- **What the exercise asks**
Output every line of the material exactly, omitting images.
* Begin Exercise input *
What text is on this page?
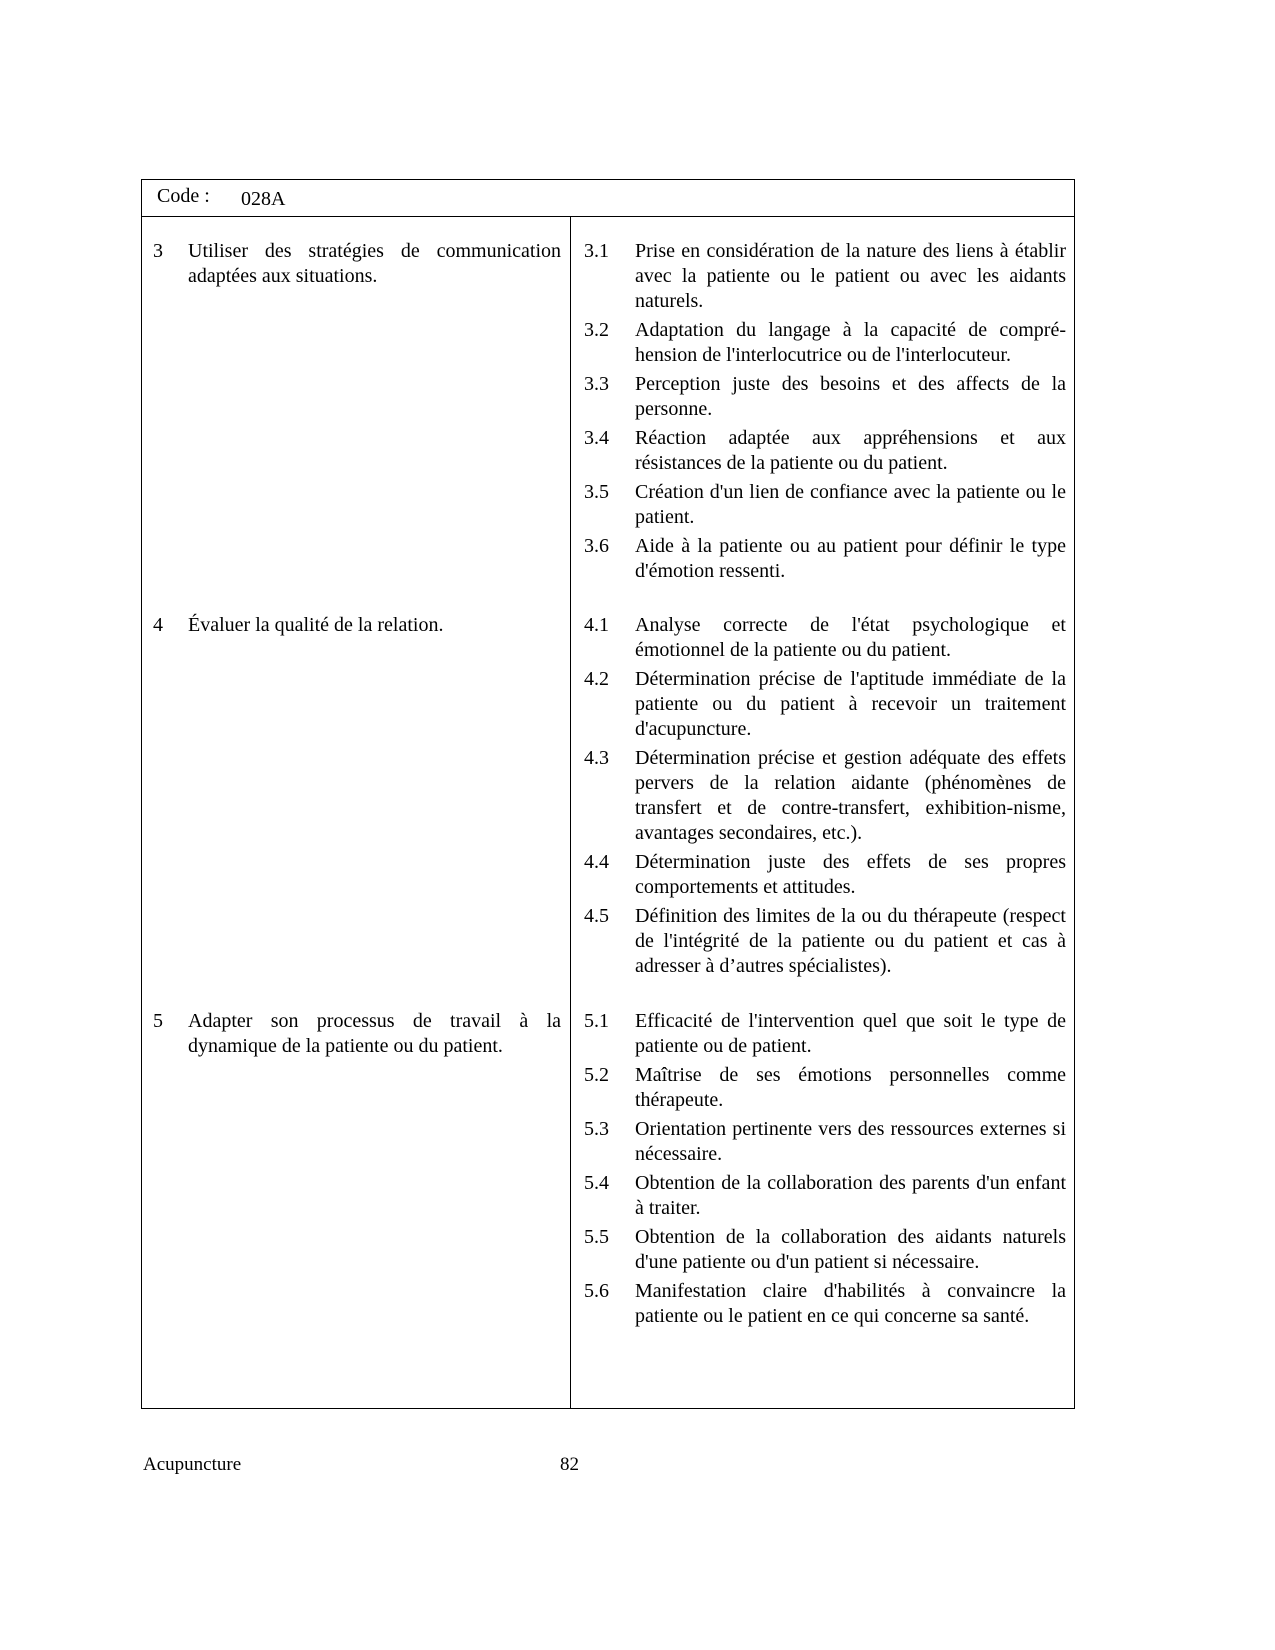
Code : 028A
3 Utiliser des stratégies de communication adaptées aux situations.
3.1 Prise en considération de la nature des liens à établir avec la patiente ou le patient ou avec les aidants naturels.
3.2 Adaptation du langage à la capacité de compré-hension de l'interlocutrice ou de l'interlocuteur.
3.3 Perception juste des besoins et des affects de la personne.
3.4 Réaction adaptée aux appréhensions et aux résistances de la patiente ou du patient.
3.5 Création d'un lien de confiance avec la patiente ou le patient.
3.6 Aide à la patiente ou au patient pour définir le type d'émotion ressenti.
4 Évaluer la qualité de la relation.	4.1 Analyse correcte de l'état psychologique et émotionnel de la patiente ou du patient.
4.2 Détermination précise de l'aptitude immédiate de la patiente ou du patient à recevoir un traitement d'acupuncture.
4.3 Détermination précise et gestion adéquate des effets pervers de la relation aidante (phénomènes de transfert et de contre-transfert, exhibition-nisme, avantages secondaires, etc.).
4.4 Détermination juste des effets de ses propres comportements et attitudes.
4.5 Définition des limites de la ou du thérapeute (respect de l'intégrité de la patiente ou du patient et cas à adresser à d’autres spécialistes).
5 Adapter son processus de travail à la dynamique de la patiente ou du patient.
5.1 Efficacité de l'intervention quel que soit le type de patiente ou de patient.
5.2 Maîtrise de ses émotions personnelles comme thérapeute.
5.3 Orientation pertinente vers des ressources externes si nécessaire.
5.4 Obtention de la collaboration des parents d'un enfant à traiter.
5.5 Obtention de la collaboration des aidants naturels d'une patiente ou d'un patient si nécessaire.
5.6 Manifestation claire d'habilités à convaincre la patiente ou le patient en ce qui concerne sa santé.
Acupuncture	82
* End Exercise input *
- **Problem solution**
What text is on this page?
Code : 028A
3 Utiliser des stratégies de communication adaptées aux situations.
3.1 Prise en considération de la nature des liens à établir avec la patiente ou le patient ou avec les aidants naturels.
3.2 Adaptation du langage à la capacité de compré-hension de l'interlocutrice ou de l'interlocuteur.
3.3 Perception juste des besoins et des affects de la personne.
3.4 Réaction adaptée aux appréhensions et aux résistances de la patiente ou du patient.
3.5 Création d'un lien de confiance avec la patiente ou le patient.
3.6 Aide à la patiente ou au patient pour définir le type d'émotion ressenti.
4 Évaluer la qualité de la relation.	4.1 Analyse correcte de l'état psychologique et émotionnel de la patiente ou du patient.
4.2 Détermination précise de l'aptitude immédiate de la patiente ou du patient à recevoir un traitement d'acupuncture.
4.3 Détermination précise et gestion adéquate des effets pervers de la relation aidante (phénomènes de transfert et de contre-transfert, exhibition-nisme, avantages secondaires, etc.).
4.4 Détermination juste des effets de ses propres comportements et attitudes.
4.5 Définition des limites de la ou du thérapeute (respect de l'intégrité de la patiente ou du patient et cas à adresser à d’autres spécialistes).
5 Adapter son processus de travail à la dynamique de la patiente ou du patient.
5.1 Efficacité de l'intervention quel que soit le type de patiente ou de patient.
5.2 Maîtrise de ses émotions personnelles comme thérapeute.
5.3 Orientation pertinente vers des ressources externes si nécessaire.
5.4 Obtention de la collaboration des parents d'un enfant à traiter.
5.5 Obtention de la collaboration des aidants naturels d'une patiente ou d'un patient si nécessaire.
5.6 Manifestation claire d'habilités à convaincre la patiente ou le patient en ce qui concerne sa santé.
Acupuncture	82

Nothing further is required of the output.